[Task directions] Exactly repeat the full listing that follows.

[Data to use]
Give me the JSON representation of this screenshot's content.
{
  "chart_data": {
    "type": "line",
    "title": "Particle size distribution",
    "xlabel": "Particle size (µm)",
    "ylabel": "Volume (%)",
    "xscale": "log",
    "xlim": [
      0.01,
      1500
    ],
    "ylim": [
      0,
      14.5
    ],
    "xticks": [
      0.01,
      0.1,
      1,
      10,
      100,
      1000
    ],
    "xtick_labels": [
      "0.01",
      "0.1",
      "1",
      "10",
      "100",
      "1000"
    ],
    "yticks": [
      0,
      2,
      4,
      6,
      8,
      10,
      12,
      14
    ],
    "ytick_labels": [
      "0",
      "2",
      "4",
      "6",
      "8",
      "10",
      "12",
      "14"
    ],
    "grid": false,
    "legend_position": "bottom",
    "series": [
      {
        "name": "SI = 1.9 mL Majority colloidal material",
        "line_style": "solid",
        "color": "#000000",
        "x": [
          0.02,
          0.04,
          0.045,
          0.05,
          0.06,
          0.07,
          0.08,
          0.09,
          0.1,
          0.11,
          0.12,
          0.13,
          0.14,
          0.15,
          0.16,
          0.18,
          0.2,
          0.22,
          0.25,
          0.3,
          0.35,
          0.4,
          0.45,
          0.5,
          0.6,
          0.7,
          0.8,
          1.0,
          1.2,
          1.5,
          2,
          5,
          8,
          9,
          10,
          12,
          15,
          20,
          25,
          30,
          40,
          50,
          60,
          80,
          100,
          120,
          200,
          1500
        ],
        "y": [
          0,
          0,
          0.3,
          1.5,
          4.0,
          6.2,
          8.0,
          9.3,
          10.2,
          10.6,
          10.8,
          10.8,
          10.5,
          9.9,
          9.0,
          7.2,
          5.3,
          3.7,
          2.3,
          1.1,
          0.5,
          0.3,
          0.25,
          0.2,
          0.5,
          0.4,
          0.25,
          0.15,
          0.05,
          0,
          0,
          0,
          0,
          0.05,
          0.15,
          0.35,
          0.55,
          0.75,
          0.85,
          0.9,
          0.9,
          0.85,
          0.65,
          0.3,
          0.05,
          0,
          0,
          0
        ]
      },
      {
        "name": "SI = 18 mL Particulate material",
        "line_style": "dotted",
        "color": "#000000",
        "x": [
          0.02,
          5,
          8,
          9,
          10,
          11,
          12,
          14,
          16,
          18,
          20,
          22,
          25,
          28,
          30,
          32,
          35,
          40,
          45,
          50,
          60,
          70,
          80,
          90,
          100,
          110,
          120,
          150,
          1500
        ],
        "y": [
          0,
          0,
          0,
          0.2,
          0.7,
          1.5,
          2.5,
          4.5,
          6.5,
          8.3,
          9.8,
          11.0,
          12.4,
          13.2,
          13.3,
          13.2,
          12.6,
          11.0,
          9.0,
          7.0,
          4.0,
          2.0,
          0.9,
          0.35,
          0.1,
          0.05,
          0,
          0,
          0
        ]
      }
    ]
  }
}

[Correct response]
Give me the JSON representation of this screenshot's content.
{
  "chart_data": {
    "type": "line",
    "title": "Particle size distribution",
    "xlabel": "Particle size (µm)",
    "ylabel": "Volume (%)",
    "xscale": "log",
    "xlim": [
      0.01,
      1500
    ],
    "ylim": [
      0,
      14.5
    ],
    "xticks": [
      0.01,
      0.1,
      1,
      10,
      100,
      1000
    ],
    "xtick_labels": [
      "0.01",
      "0.1",
      "1",
      "10",
      "100",
      "1000"
    ],
    "yticks": [
      0,
      2,
      4,
      6,
      8,
      10,
      12,
      14
    ],
    "ytick_labels": [
      "0",
      "2",
      "4",
      "6",
      "8",
      "10",
      "12",
      "14"
    ],
    "grid": false,
    "legend_position": "bottom",
    "series": [
      {
        "name": "SI = 1.9 mL Majority colloidal material",
        "line_style": "solid",
        "color": "#000000",
        "x": [
          0.02,
          0.04,
          0.045,
          0.05,
          0.06,
          0.07,
          0.08,
          0.09,
          0.1,
          0.11,
          0.12,
          0.13,
          0.14,
          0.15,
          0.16,
          0.18,
          0.2,
          0.22,
          0.25,
          0.3,
          0.35,
          0.4,
          0.45,
          0.5,
          0.6,
          0.7,
          0.8,
          1.0,
          1.2,
          1.5,
          2,
          5,
          8,
          9,
          10,
          12,
          15,
          20,
          25,
          30,
          40,
          50,
          60,
          80,
          100,
          120,
          200,
          1500
        ],
        "y": [
          0,
          0,
          0.3,
          1.5,
          4.0,
          6.2,
          8.0,
          9.3,
          10.2,
          10.6,
          10.8,
          10.8,
          10.5,
          9.9,
          9.0,
          7.2,
          5.3,
          3.7,
          2.3,
          1.1,
          0.5,
          0.3,
          0.25,
          0.2,
          0.5,
          0.4,
          0.25,
          0.15,
          0.05,
          0,
          0,
          0,
          0,
          0.05,
          0.15,
          0.35,
          0.55,
          0.75,
          0.85,
          0.9,
          0.9,
          0.85,
          0.65,
          0.3,
          0.05,
          0,
          0,
          0
        ]
      },
      {
        "name": "SI = 18 mL Particulate material",
        "line_style": "dotted",
        "color": "#000000",
        "x": [
          0.02,
          5,
          8,
          9,
          10,
          11,
          12,
          14,
          16,
          18,
          20,
          22,
          25,
          28,
          30,
          32,
          35,
          40,
          45,
          50,
          60,
          70,
          80,
          90,
          100,
          110,
          120,
          150,
          1500
        ],
        "y": [
          0,
          0,
          0,
          0.2,
          0.7,
          1.5,
          2.5,
          4.5,
          6.5,
          8.3,
          9.8,
          11.0,
          12.4,
          13.2,
          13.3,
          13.2,
          12.6,
          11.0,
          9.0,
          7.0,
          4.0,
          2.0,
          0.9,
          0.35,
          0.1,
          0.05,
          0,
          0,
          0
        ]
      }
    ]
  }
}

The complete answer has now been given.